Copy each line of the data below word for word, omitting the picture markers.

* begin Listed entries *

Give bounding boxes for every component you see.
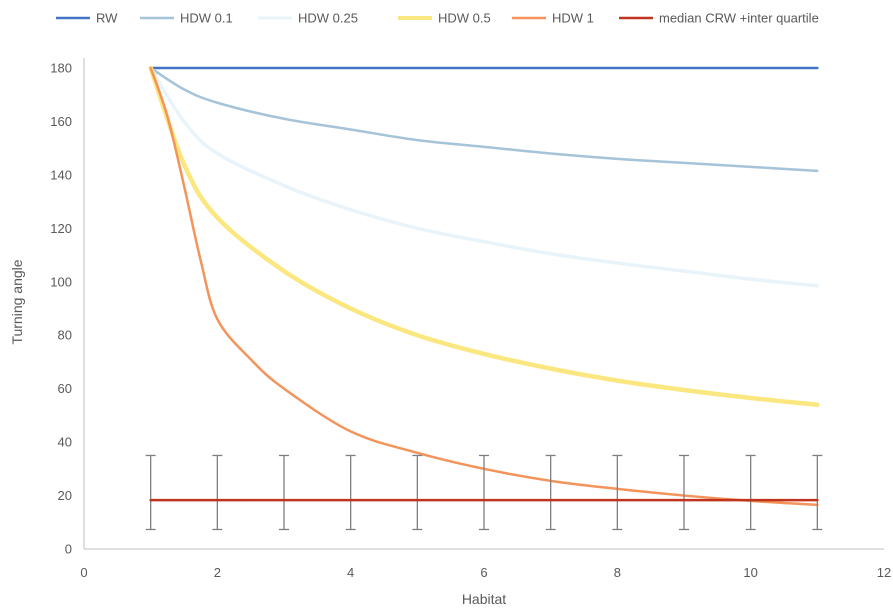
legend-item-median-crw-inter-quartile: median CRW +inter quartile: [619, 11, 819, 26]
error-bars: [145, 454, 823, 531]
error-bar: [812, 454, 823, 531]
legend-label: RW: [96, 11, 118, 26]
x-axis-ticks: 0 2 4 6 8 10 12: [80, 565, 891, 580]
series-line-hdw-0-1: [149, 66, 819, 173]
error-bar: [412, 454, 423, 531]
legend: RW HDW 0.1 HDW 0.25 HDW 0.5 HDW 1 median CRW …: [56, 11, 819, 26]
y-axis-ticks: 0 20 40 60 80 100 120 140 160 180: [50, 61, 72, 557]
error-bar: [212, 454, 223, 531]
series-layer: [148, 65, 820, 507]
y-tick-label: 120: [50, 221, 72, 236]
legend-item-rw: RW: [56, 11, 118, 26]
y-tick-label: 40: [58, 435, 72, 450]
error-bar: [145, 454, 156, 531]
y-tick-label: 100: [50, 274, 72, 289]
y-tick-label: 60: [58, 381, 72, 396]
y-tick-label: 160: [50, 114, 72, 129]
series-line-hdw-1: [149, 66, 819, 507]
legend-label: median CRW +inter quartile: [659, 11, 819, 26]
error-bar: [545, 454, 556, 531]
legend-item-hdw-0-5: HDW 0.5: [398, 11, 491, 26]
legend-label: HDW 0.25: [298, 11, 358, 26]
x-tick-label: 4: [347, 565, 354, 580]
legend-item-hdw-1: HDW 1: [512, 11, 594, 26]
legend-label: HDW 0.1: [180, 11, 233, 26]
error-bar: [679, 454, 689, 531]
series-line-hdw-0-25: [148, 66, 820, 288]
error-bar: [745, 454, 756, 531]
x-axis-title: Habitat: [462, 591, 506, 607]
legend-label: HDW 0.5: [438, 11, 491, 26]
legend-item-hdw-0-1: HDW 0.1: [140, 11, 233, 26]
y-axis-title: Turning angle: [9, 259, 25, 344]
error-bar: [345, 454, 356, 531]
y-tick-label: 180: [50, 61, 72, 76]
x-tick-label: 8: [614, 565, 621, 580]
y-tick-label: 80: [58, 328, 72, 343]
error-bar: [479, 454, 489, 531]
y-tick-label: 140: [50, 167, 72, 182]
series-line-hdw-0-5: [148, 65, 820, 407]
error-bar: [279, 454, 289, 531]
x-tick-label: 12: [877, 565, 891, 580]
x-tick-label: 10: [743, 565, 757, 580]
x-tick-label: 2: [214, 565, 221, 580]
error-bar: [612, 454, 623, 531]
y-tick-label: 0: [65, 542, 72, 557]
legend-item-hdw-0-25: HDW 0.25: [258, 11, 358, 26]
x-tick-label: 0: [80, 565, 87, 580]
x-tick-label: 6: [480, 565, 487, 580]
y-tick-label: 20: [58, 488, 72, 503]
legend-label: HDW 1: [552, 11, 594, 26]
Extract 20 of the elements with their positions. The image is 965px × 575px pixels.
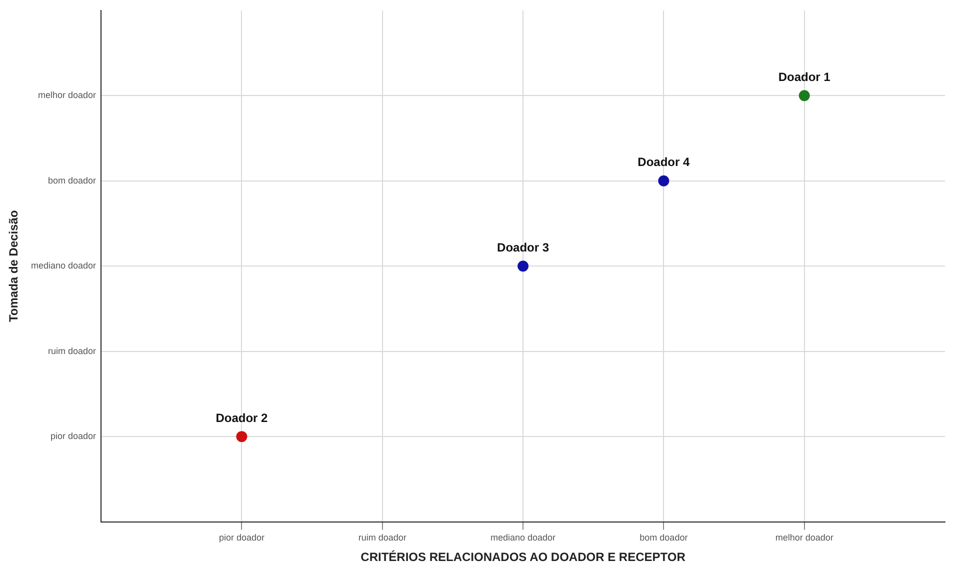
text: Tomada de Decisão bbox=[6, 210, 20, 322]
x-tick-label: melhor doador bbox=[775, 532, 834, 543]
point bbox=[236, 431, 248, 442]
annotation: Doador 2 bbox=[216, 410, 268, 425]
category-label: ruim doador bbox=[48, 346, 96, 356]
annotation: Doador 1 bbox=[778, 70, 831, 84]
x-tick-label: bom doador bbox=[640, 532, 688, 543]
category-label: melhor doador bbox=[38, 90, 96, 100]
annotation: Doador 4 bbox=[638, 155, 690, 170]
category-label: mediano doador bbox=[30, 260, 96, 271]
point bbox=[798, 90, 810, 102]
point bbox=[658, 175, 670, 186]
category-label: pior doador bbox=[50, 431, 96, 442]
annotation: Doador 3 bbox=[497, 240, 550, 254]
x-axis-title: CRITÉRIOS RELACIONADOS AO DOADOR E RECEPTOR bbox=[360, 550, 686, 564]
x-tick-label: mediano doador bbox=[490, 532, 556, 543]
x-tick-label: ruim doador bbox=[358, 532, 406, 543]
category-label: bom doador bbox=[48, 175, 96, 186]
point bbox=[518, 260, 529, 272]
x-tick-label: pior doador bbox=[218, 532, 264, 543]
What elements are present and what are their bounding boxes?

* end Listed entries *

Answer to the problem —
Give bounding boxes for every component you see.
legend-item-median-crw-inter-quartile: median CRW +inter quartile: [619, 11, 819, 26]
error-bars: [145, 454, 823, 531]
error-bar: [812, 454, 823, 531]
legend-label: RW: [96, 11, 118, 26]
x-axis-ticks: 0 2 4 6 8 10 12: [80, 565, 891, 580]
series-line-hdw-0-1: [149, 66, 819, 173]
error-bar: [412, 454, 423, 531]
legend: RW HDW 0.1 HDW 0.25 HDW 0.5 HDW 1 median CRW …: [56, 11, 819, 26]
y-axis-ticks: 0 20 40 60 80 100 120 140 160 180: [50, 61, 72, 557]
error-bar: [212, 454, 223, 531]
series-layer: [148, 65, 820, 507]
y-tick-label: 120: [50, 221, 72, 236]
legend-item-rw: RW: [56, 11, 118, 26]
y-tick-label: 40: [58, 435, 72, 450]
error-bar: [145, 454, 156, 531]
y-tick-label: 100: [50, 274, 72, 289]
y-tick-label: 60: [58, 381, 72, 396]
y-tick-label: 160: [50, 114, 72, 129]
series-line-hdw-1: [149, 66, 819, 507]
legend-label: median CRW +inter quartile: [659, 11, 819, 26]
error-bar: [545, 454, 556, 531]
legend-item-hdw-0-5: HDW 0.5: [398, 11, 491, 26]
legend-label: HDW 0.25: [298, 11, 358, 26]
x-tick-label: 4: [347, 565, 354, 580]
legend-item-hdw-1: HDW 1: [512, 11, 594, 26]
legend-label: HDW 0.1: [180, 11, 233, 26]
error-bar: [679, 454, 689, 531]
series-line-hdw-0-25: [148, 66, 820, 288]
error-bar: [745, 454, 756, 531]
x-axis-title: Habitat: [462, 591, 506, 607]
legend-label: HDW 0.5: [438, 11, 491, 26]
legend-item-hdw-0-1: HDW 0.1: [140, 11, 233, 26]
y-axis-title: Turning angle: [9, 259, 25, 344]
error-bar: [345, 454, 356, 531]
y-tick-label: 180: [50, 61, 72, 76]
x-tick-label: 8: [614, 565, 621, 580]
y-tick-label: 80: [58, 328, 72, 343]
error-bar: [479, 454, 489, 531]
y-tick-label: 140: [50, 167, 72, 182]
series-line-hdw-0-5: [148, 65, 820, 407]
error-bar: [279, 454, 289, 531]
x-tick-label: 12: [877, 565, 891, 580]
x-tick-label: 10: [743, 565, 757, 580]
x-tick-label: 2: [214, 565, 221, 580]
error-bar: [612, 454, 623, 531]
y-tick-label: 0: [65, 542, 72, 557]
legend-item-hdw-0-25: HDW 0.25: [258, 11, 358, 26]
x-tick-label: 0: [80, 565, 87, 580]
x-tick-label: 6: [480, 565, 487, 580]
y-tick-label: 20: [58, 488, 72, 503]
legend-label: HDW 1: [552, 11, 594, 26]
Extract 20 of the elements with their positions. The image is 965px × 575px pixels.
text: Tomada de Decisão bbox=[6, 210, 20, 322]
x-tick-label: melhor doador bbox=[775, 532, 834, 543]
point bbox=[236, 431, 248, 442]
annotation: Doador 2 bbox=[216, 410, 268, 425]
category-label: ruim doador bbox=[48, 346, 96, 356]
annotation: Doador 1 bbox=[778, 70, 831, 84]
x-tick-label: bom doador bbox=[640, 532, 688, 543]
category-label: melhor doador bbox=[38, 90, 96, 100]
annotation: Doador 4 bbox=[638, 155, 690, 170]
category-label: mediano doador bbox=[30, 260, 96, 271]
point bbox=[798, 90, 810, 102]
point bbox=[658, 175, 670, 186]
category-label: pior doador bbox=[50, 431, 96, 442]
annotation: Doador 3 bbox=[497, 240, 550, 254]
x-axis-title: CRITÉRIOS RELACIONADOS AO DOADOR E RECEPTOR bbox=[360, 550, 686, 564]
x-tick-label: mediano doador bbox=[490, 532, 556, 543]
x-tick-label: ruim doador bbox=[358, 532, 406, 543]
category-label: bom doador bbox=[48, 175, 96, 186]
point bbox=[518, 260, 529, 272]
x-tick-label: pior doador bbox=[218, 532, 264, 543]
What elements are present and what are their bounding boxes?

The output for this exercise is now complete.